DATA FOR THIS EXERCISE:
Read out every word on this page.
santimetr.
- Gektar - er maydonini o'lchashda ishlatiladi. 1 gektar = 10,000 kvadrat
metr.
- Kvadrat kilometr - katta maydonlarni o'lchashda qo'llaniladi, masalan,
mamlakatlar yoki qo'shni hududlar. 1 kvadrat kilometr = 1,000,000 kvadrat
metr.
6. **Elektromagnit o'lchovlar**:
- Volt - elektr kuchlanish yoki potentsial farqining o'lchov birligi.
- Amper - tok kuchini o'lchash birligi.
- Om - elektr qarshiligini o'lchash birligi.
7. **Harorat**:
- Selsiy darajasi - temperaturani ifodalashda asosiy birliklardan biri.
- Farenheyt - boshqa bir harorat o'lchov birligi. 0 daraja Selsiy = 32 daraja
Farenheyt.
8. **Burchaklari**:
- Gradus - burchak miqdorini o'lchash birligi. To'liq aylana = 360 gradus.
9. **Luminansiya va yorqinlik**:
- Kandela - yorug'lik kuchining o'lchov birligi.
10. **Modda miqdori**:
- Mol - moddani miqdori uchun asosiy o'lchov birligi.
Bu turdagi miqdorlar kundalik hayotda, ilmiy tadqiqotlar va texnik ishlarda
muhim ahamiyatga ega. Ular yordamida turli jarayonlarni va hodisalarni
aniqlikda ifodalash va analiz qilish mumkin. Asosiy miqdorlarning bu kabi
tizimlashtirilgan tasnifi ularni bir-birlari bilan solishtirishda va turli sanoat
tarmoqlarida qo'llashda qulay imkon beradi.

WORK TO BE COMPLETED:
Find the string "Selsiy" in the listing and return every line that holds it.

ANSWER FOR THIS EXERCISE:
- Selsiy darajasi - temperaturani ifodalashda asosiy birliklardan biri.
- Farenheyt - boshqa bir harorat o'lchov birligi. 0 daraja Selsiy = 32 daraja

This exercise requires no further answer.